Start of Page extract
Monday, May 7, 2012

How long can these traditions last?

The road from Has Bahçe to the bridge
A special part of spring in Hasankeyf is watching hundreds of sheep and goats bring traffic to a halt as they pass through narrow streets and cross the bridge. It's a tradition that goes back as long as nomads have inhabited the upper reaches of the Tigris and Euphrates Rivers. 

This is the seasonal migration from summer to winter grazing pastures. Shepherds lead their flocks toward the highland pastures around Lake Van in May and back toward Nusaybin in early fall. Three or four times a day, traffic comes to a halt as shepherds lead their flocks across the bridge.
Crossing the Tigris at Hasankeyf

This annual migration is just one of several ancient patterns of life that will end with the completion of the Ilısu Dam and its 400-square-kilometer lake. Another tradition threatened by the Ilısu project is the harvesting of wild herbs. Local residents like to point out that you don’t have to be rich to eat well in Hasankeyf, you just have to know which plants are edible and how to prepare them.

Herbs like hardal (mustard), doluk (Malva vulgaris or Malva) and istirzek* are prepared like spinach and served either as a side dish or mixed with eggs. 

Istirzek is harvested until the spiky flower appears
Others, like kerbesh (in Arabic; Kurdish, kivar; Turkish, deve dikeni; a thistle from the Asteraceae family), are eaten fresh after peeling the leaves and skin away.
The stem of some thistle species is eaten raw

Peel the leaves and skin
Doluk is thought to be good for blood circulation. The bitter herb gezgesk (Urtica diocia/urens or nettles; Turkish, ısırgan otu or “biting weed,” for the stinging effect of the hairy leaves on the skin) is used locally against cancer.

Ismail, a local merchant and civic leader, says the tastiest mustard greens are to be found on top of the pylons of the Artukid Bridge, where the goats cannot reach them. The greens are past their prime once the yellow blossoms open, but the eyes keep feasting.
Mustard blossoms by the Imam Abdallah Tomb

One of the disadvantages of New Hasankeyf is that it is being built on the rocky slopes of the left bank. Although the design has been altered to provide more space for gardening, the quality of the soil is not suitable for the vast variety of wild herbs and medicinal plants that thrive in the low-lying areas set to be flooded. Not only will these plants be lost to the local population, but local botanical expertise and culinary traditions will also be lost unless people here find new ways to record their knowledge.

*Istirzek is Kurdish or Arabic. If you know the Turkish or English word for this plant, please fill us in!)
End of Page extract
Start of Stored data
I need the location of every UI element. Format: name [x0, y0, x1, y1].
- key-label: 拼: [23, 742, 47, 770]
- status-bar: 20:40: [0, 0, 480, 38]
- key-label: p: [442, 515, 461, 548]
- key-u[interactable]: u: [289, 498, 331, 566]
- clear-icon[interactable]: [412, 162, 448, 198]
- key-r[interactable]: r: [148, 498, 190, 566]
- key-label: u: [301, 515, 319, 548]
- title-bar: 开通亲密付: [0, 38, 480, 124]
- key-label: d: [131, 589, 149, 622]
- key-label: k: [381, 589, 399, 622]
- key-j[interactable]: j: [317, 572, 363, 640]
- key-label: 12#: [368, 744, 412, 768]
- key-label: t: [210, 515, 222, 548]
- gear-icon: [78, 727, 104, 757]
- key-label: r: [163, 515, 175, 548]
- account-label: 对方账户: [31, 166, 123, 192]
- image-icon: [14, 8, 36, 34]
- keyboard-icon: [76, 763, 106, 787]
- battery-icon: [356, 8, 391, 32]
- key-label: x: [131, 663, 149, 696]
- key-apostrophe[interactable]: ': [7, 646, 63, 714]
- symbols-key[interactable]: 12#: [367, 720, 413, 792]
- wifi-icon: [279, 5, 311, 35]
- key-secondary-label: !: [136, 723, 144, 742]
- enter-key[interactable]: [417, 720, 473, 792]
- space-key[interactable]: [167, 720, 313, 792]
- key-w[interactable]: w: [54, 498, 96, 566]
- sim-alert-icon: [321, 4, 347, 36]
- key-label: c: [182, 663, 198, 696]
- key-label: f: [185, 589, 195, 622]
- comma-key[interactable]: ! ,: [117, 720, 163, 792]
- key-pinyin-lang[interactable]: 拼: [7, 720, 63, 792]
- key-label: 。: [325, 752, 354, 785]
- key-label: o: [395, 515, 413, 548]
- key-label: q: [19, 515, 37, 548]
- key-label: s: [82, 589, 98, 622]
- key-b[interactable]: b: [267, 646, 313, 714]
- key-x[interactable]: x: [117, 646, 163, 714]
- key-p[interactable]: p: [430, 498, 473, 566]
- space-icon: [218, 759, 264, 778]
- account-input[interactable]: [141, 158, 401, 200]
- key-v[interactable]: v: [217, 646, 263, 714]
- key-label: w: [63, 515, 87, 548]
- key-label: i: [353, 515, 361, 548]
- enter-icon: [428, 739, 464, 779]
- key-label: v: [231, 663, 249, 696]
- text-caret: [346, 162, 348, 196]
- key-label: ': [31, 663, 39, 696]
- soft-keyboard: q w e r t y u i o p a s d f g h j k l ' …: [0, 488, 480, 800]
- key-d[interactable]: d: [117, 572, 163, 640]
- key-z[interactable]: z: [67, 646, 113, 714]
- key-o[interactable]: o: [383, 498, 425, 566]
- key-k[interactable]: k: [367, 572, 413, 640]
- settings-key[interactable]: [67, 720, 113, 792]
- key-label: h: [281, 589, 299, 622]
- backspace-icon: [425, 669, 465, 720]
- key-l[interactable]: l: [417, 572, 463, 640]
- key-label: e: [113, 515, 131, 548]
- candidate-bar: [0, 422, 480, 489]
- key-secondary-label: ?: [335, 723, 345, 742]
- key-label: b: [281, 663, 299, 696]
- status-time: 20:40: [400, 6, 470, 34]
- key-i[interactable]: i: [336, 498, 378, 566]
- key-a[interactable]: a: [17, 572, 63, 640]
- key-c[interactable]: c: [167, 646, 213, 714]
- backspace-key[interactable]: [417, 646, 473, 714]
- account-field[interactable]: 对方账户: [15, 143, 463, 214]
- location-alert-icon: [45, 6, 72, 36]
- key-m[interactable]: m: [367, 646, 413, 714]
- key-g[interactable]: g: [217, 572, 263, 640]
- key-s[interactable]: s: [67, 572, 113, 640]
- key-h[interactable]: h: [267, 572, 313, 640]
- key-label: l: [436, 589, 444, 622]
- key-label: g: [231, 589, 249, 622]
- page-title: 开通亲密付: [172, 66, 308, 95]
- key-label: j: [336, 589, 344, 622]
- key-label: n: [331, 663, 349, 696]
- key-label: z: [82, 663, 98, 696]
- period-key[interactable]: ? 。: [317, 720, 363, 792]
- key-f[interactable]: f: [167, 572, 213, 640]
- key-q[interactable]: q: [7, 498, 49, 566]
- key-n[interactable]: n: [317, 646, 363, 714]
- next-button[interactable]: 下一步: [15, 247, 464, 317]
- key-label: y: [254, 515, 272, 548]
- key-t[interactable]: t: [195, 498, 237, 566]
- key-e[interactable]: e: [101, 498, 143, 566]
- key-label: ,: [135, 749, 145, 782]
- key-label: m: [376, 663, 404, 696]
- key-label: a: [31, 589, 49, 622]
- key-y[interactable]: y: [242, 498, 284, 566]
End of Stored data
[Task instructions]
a. Translate this sentence from the Hasankeyf post into Spanish: "Doluk is thought to be good for blood circulation."
b. According to the Hasankeyf post, where do shepherds lead their flocks in May?
c. From the Hasankeyf post, reproduce the passage starting at "Peel the leaves" and ending at "locally against cancer.".

[Responses for each task]
a. Se cree que el doluk es bueno para la circulación sanguínea.

b. Toward the highland pastures around Lake Van.

c.
Peel the leaves and skin
Doluk is thought to be good for blood circulation. The bitter herb gezgesk (Urtica diocia/urens or nettles; Turkish, ısırgan otu or “biting weed,” for the stinging effect of the hairy leaves on the skin) is used locally against cancer.